>>>

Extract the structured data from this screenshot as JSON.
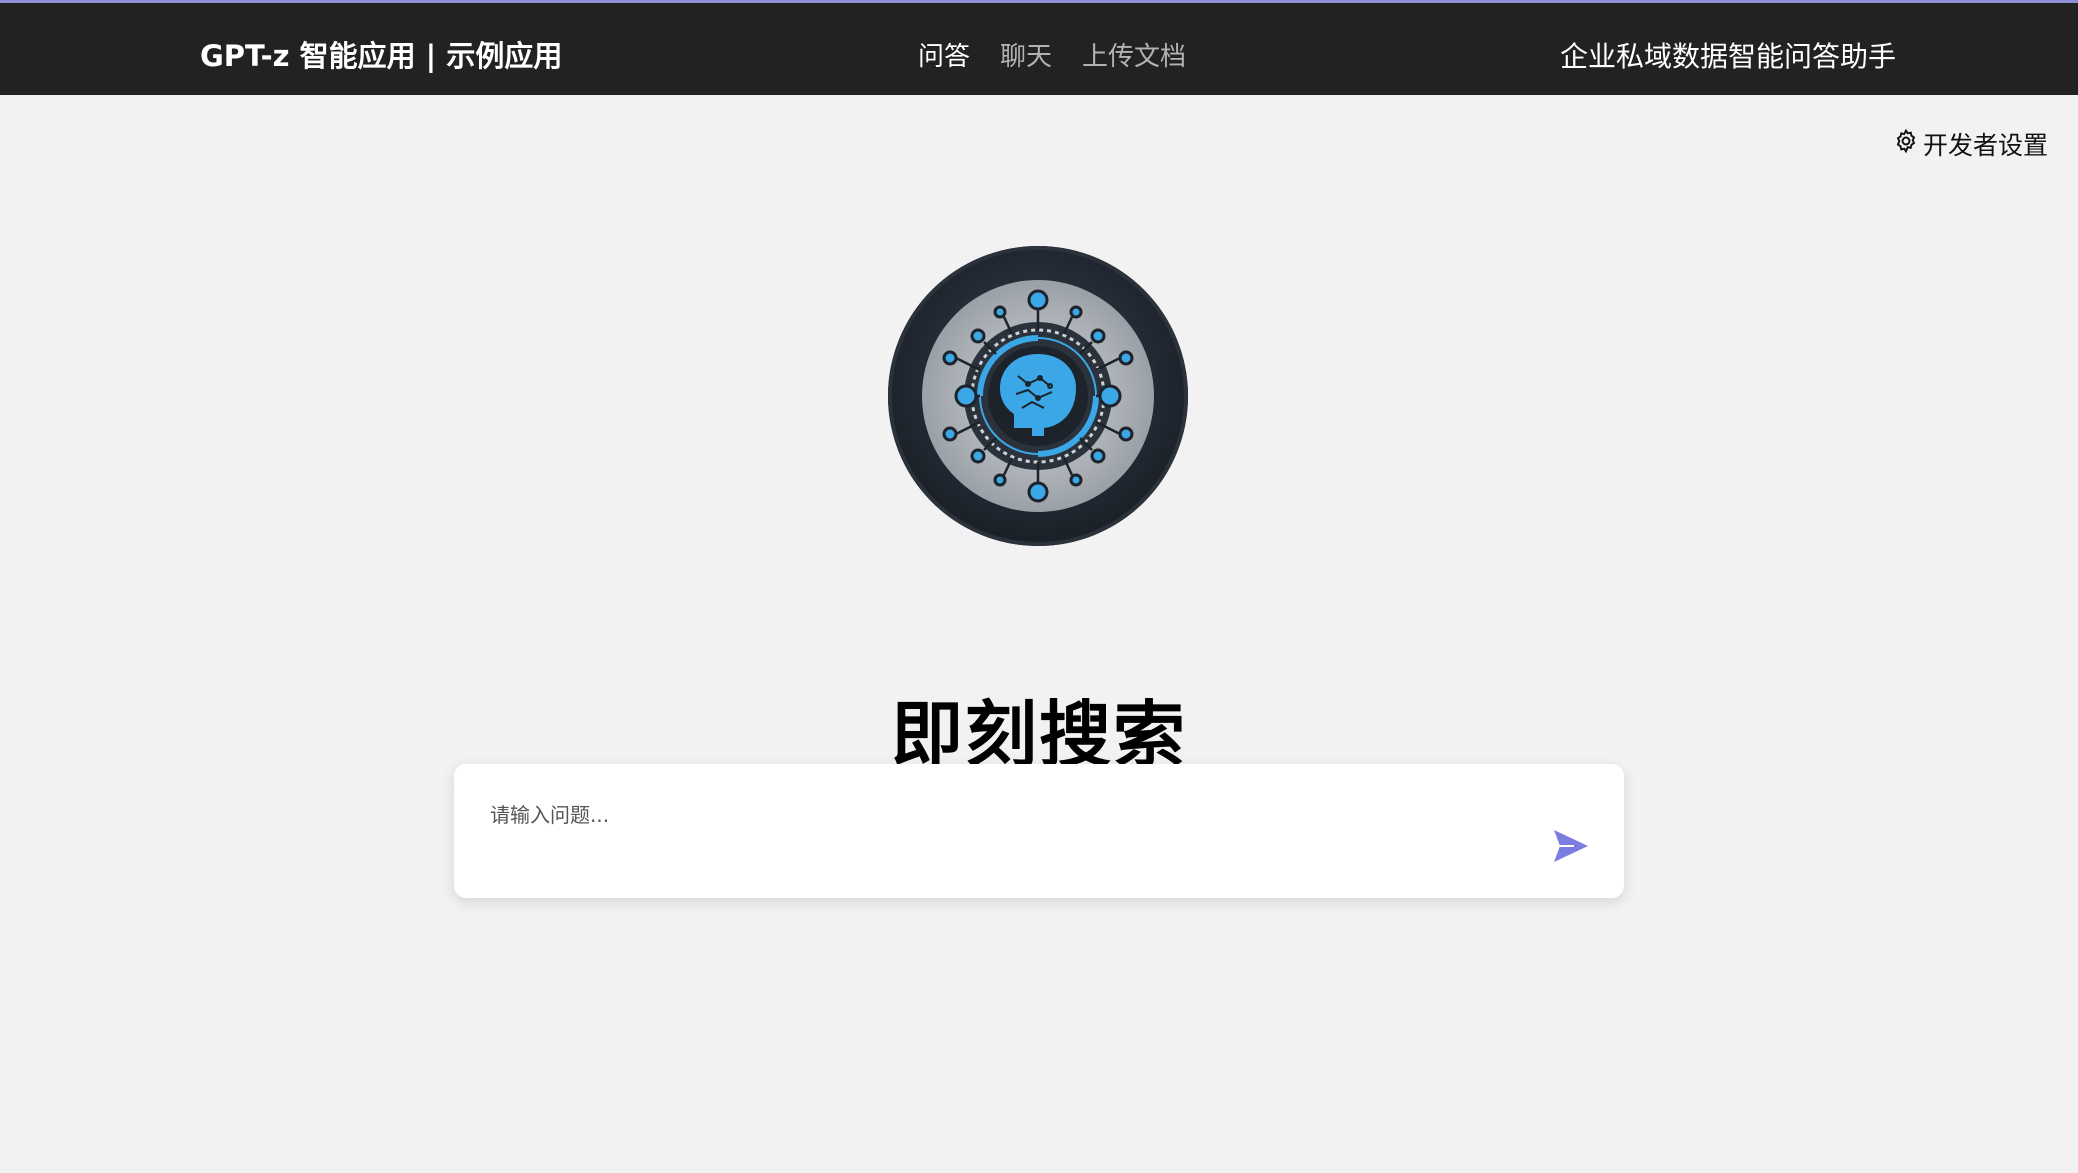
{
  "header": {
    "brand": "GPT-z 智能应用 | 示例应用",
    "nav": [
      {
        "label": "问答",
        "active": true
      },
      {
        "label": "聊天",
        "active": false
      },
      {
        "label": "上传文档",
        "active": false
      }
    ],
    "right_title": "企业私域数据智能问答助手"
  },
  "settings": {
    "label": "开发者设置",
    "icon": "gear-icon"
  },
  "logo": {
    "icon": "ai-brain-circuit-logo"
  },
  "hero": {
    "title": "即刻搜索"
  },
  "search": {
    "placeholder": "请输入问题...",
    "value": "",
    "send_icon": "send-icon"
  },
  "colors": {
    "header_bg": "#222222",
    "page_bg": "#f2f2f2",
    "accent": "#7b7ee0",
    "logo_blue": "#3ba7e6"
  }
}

<<<
>>>

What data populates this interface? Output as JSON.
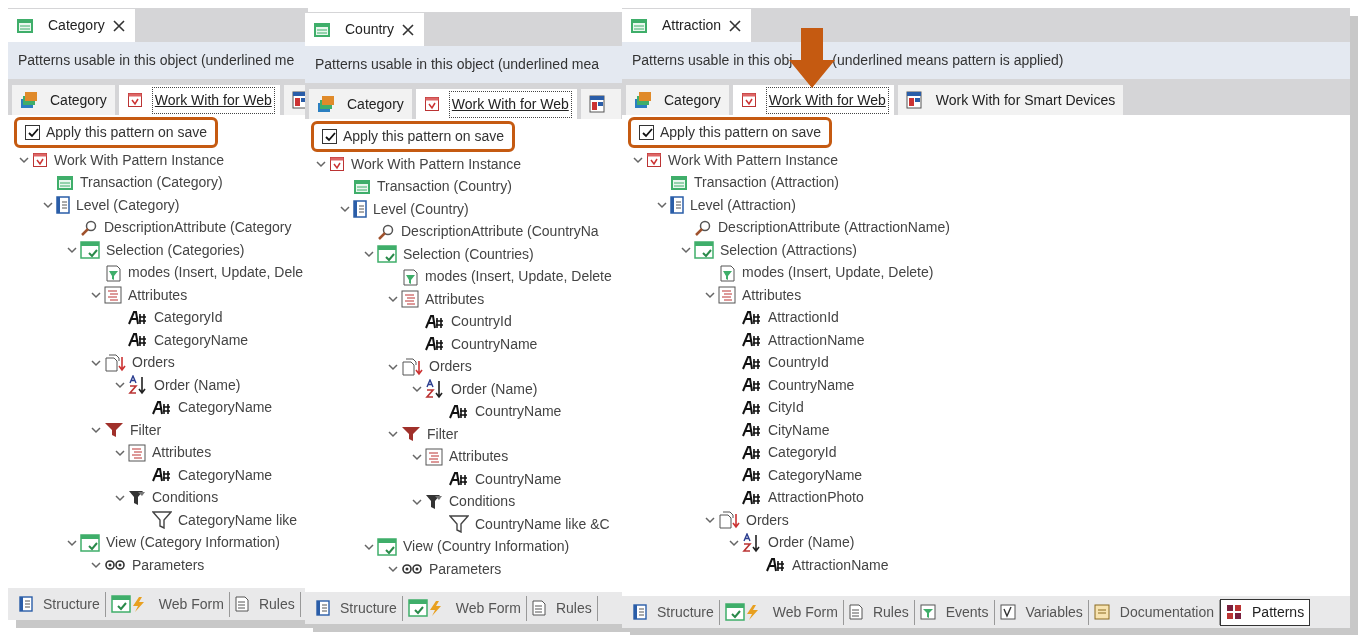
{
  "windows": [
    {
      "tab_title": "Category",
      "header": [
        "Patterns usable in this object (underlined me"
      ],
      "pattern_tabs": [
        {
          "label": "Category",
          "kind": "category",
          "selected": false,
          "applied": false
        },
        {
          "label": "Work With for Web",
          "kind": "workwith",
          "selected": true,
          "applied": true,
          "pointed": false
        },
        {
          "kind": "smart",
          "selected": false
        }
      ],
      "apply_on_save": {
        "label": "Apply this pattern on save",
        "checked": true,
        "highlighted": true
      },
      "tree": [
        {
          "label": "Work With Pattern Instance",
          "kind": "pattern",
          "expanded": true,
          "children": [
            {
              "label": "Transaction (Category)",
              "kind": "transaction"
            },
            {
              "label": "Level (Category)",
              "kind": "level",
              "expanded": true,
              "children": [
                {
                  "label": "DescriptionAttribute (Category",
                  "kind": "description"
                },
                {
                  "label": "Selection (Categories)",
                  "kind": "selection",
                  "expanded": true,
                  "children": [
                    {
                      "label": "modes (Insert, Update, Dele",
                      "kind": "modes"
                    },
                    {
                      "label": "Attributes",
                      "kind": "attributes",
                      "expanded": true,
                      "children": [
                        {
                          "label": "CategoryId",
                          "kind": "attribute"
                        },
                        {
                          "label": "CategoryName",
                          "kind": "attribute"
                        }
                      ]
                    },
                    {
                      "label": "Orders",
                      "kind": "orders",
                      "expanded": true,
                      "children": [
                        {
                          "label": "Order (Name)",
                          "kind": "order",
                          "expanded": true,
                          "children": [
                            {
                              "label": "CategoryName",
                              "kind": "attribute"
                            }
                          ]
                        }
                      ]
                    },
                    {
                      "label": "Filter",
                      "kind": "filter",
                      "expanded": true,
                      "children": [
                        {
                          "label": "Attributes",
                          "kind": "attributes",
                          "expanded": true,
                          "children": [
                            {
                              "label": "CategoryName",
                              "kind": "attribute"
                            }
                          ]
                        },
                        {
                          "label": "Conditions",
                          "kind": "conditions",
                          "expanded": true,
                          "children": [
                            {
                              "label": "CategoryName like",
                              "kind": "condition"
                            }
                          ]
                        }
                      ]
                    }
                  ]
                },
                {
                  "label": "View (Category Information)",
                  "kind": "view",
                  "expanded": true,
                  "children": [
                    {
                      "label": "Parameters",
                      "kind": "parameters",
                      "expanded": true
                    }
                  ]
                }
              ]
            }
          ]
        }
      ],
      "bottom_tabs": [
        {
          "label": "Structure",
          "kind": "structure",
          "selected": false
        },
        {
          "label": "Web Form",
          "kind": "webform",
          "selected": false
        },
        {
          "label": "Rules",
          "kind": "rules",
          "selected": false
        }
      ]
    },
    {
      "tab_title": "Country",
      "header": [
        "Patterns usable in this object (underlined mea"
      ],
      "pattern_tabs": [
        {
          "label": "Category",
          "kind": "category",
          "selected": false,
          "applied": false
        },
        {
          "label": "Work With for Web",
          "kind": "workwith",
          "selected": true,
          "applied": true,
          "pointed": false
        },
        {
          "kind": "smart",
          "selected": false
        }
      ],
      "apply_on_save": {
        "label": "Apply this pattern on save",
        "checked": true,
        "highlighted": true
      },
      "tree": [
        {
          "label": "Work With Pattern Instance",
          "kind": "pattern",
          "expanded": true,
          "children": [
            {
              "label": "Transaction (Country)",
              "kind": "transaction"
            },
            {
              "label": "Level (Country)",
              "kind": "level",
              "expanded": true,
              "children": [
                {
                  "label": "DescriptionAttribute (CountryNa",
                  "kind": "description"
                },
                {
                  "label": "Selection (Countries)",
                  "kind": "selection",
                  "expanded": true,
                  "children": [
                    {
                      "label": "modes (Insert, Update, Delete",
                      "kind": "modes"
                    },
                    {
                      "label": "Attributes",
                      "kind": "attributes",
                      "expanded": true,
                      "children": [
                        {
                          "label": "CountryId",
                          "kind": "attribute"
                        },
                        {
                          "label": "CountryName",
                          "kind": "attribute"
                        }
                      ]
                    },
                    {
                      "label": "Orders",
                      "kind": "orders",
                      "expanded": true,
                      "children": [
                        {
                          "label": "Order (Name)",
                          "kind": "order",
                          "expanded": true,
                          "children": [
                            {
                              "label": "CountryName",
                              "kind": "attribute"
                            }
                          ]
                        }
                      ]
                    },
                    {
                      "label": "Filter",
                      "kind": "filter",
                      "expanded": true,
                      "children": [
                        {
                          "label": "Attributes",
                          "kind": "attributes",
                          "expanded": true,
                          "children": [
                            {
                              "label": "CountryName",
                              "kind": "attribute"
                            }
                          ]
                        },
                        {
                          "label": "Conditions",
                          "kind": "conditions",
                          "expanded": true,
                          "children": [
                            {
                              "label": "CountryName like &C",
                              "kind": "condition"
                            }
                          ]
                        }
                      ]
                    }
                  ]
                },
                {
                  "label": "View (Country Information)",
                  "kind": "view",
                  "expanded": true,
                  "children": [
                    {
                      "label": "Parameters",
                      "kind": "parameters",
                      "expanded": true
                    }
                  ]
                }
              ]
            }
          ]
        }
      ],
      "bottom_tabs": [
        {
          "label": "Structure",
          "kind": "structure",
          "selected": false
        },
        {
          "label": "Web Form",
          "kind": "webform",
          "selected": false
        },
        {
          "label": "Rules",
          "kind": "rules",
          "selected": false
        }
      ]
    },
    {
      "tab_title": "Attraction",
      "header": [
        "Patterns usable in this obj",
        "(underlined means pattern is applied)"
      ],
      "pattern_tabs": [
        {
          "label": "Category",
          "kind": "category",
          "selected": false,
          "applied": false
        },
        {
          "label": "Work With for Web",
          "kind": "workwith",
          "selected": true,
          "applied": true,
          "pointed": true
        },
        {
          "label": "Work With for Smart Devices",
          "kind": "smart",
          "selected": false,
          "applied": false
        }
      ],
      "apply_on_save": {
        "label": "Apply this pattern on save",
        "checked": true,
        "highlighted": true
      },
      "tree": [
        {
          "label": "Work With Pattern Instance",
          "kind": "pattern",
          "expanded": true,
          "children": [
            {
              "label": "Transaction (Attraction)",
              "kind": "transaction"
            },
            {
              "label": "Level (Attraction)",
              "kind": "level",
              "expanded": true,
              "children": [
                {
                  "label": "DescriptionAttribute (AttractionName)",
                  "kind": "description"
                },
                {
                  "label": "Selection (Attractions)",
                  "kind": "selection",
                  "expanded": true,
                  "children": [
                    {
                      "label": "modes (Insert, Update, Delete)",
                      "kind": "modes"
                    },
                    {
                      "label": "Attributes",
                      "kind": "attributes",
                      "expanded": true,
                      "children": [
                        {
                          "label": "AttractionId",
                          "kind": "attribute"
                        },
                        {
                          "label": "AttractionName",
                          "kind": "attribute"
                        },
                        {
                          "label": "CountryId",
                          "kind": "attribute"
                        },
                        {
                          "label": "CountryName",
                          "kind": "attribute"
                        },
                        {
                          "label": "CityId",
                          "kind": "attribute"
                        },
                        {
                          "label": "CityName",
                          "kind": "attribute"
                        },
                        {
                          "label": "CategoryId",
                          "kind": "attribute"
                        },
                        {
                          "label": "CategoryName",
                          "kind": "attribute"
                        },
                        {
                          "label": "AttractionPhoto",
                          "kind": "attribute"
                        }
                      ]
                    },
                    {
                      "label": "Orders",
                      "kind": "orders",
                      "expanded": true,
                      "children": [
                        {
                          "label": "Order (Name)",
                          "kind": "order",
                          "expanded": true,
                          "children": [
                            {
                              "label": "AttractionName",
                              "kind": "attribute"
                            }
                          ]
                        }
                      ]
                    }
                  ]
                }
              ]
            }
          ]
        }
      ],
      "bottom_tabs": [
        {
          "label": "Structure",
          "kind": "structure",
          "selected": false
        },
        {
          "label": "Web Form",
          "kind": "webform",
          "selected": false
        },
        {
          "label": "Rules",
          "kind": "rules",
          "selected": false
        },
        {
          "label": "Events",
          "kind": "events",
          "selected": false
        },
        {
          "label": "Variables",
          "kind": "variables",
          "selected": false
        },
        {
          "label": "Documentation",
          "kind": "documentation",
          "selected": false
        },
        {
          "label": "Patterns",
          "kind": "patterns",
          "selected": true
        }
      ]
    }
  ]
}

<<<

→ **Required work**
Report only the number of lines that hold the word "underlined".

→ **Task response**
3